**Task goal**
Select the lines that contain "努力拼搏" and copy each of them.

**Data rows**
○ ○ ○ ○ ○

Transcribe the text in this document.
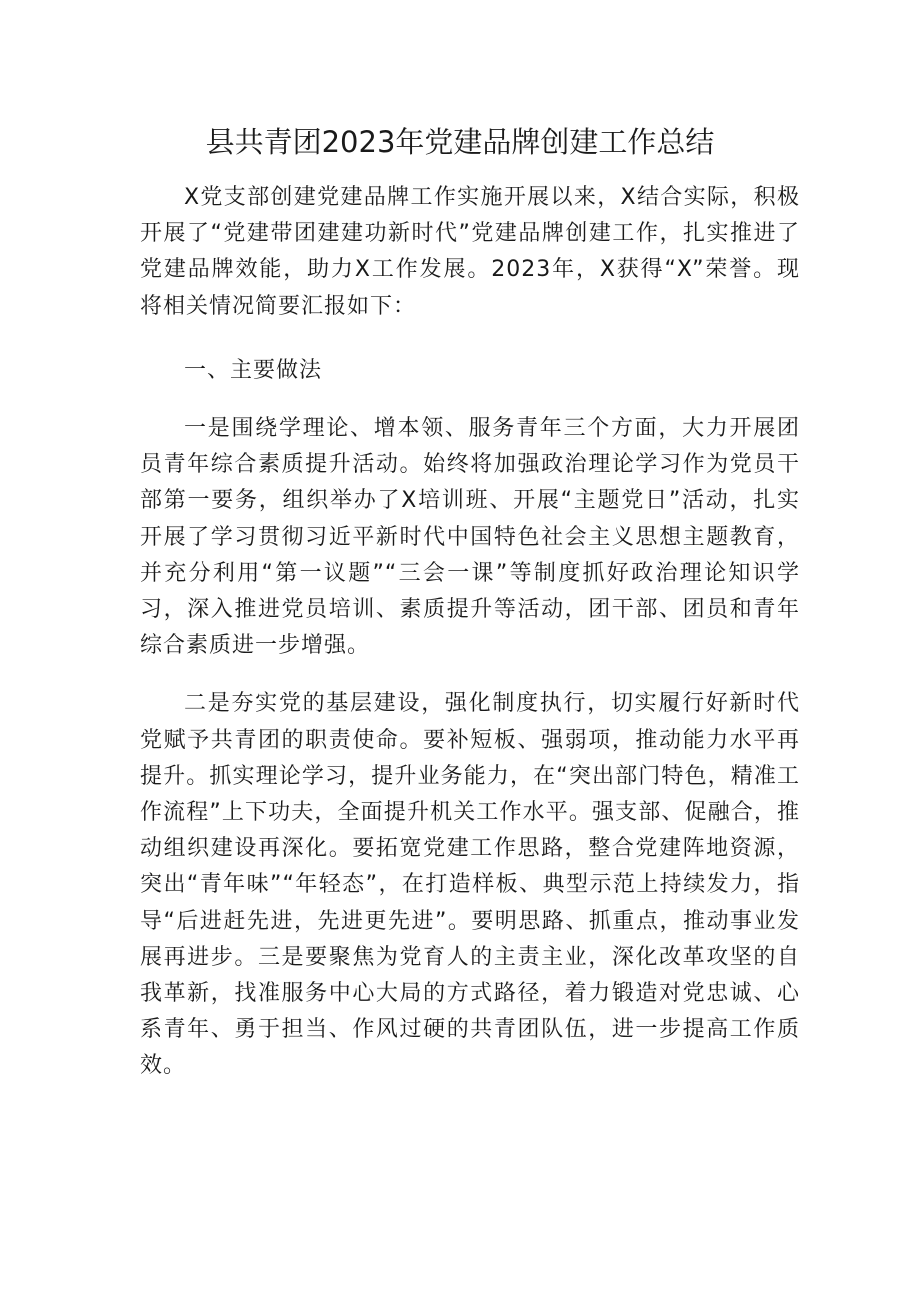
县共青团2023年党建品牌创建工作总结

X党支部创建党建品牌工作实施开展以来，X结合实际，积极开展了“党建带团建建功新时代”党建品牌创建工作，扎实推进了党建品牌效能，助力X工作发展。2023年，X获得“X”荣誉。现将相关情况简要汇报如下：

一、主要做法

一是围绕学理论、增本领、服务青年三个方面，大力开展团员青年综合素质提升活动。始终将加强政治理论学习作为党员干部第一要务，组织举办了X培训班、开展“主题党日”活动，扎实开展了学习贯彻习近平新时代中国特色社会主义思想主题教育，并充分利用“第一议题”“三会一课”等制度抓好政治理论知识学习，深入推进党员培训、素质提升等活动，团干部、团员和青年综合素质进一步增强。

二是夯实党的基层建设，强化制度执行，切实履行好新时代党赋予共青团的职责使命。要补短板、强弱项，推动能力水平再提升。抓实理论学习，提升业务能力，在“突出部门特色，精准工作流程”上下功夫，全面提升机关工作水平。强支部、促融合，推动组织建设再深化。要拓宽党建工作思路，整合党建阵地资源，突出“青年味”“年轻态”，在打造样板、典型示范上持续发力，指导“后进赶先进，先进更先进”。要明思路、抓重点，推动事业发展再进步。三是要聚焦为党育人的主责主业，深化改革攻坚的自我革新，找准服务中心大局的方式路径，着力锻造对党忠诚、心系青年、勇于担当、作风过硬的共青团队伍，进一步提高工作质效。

○ ○ ○ ○ ○

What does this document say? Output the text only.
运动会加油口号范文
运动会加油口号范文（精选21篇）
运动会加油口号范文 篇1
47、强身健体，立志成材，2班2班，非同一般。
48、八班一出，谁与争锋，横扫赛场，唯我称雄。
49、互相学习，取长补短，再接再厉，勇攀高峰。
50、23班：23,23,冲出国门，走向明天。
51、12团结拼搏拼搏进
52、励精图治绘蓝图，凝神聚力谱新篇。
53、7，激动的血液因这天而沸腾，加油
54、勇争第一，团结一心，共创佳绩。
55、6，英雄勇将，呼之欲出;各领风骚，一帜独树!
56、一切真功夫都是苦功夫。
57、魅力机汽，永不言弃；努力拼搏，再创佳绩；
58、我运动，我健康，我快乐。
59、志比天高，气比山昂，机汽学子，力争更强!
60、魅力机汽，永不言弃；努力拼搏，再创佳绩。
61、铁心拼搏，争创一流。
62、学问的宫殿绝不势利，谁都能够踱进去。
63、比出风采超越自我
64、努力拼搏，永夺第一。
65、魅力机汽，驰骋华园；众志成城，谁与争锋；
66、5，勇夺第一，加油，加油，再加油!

○ ○ ○ ○ ○

**Task solution**
57、魅力机汽，永不言弃；努力拼搏，再创佳绩；
60、魅力机汽，永不言弃；努力拼搏，再创佳绩。
64、努力拼搏，永夺第一。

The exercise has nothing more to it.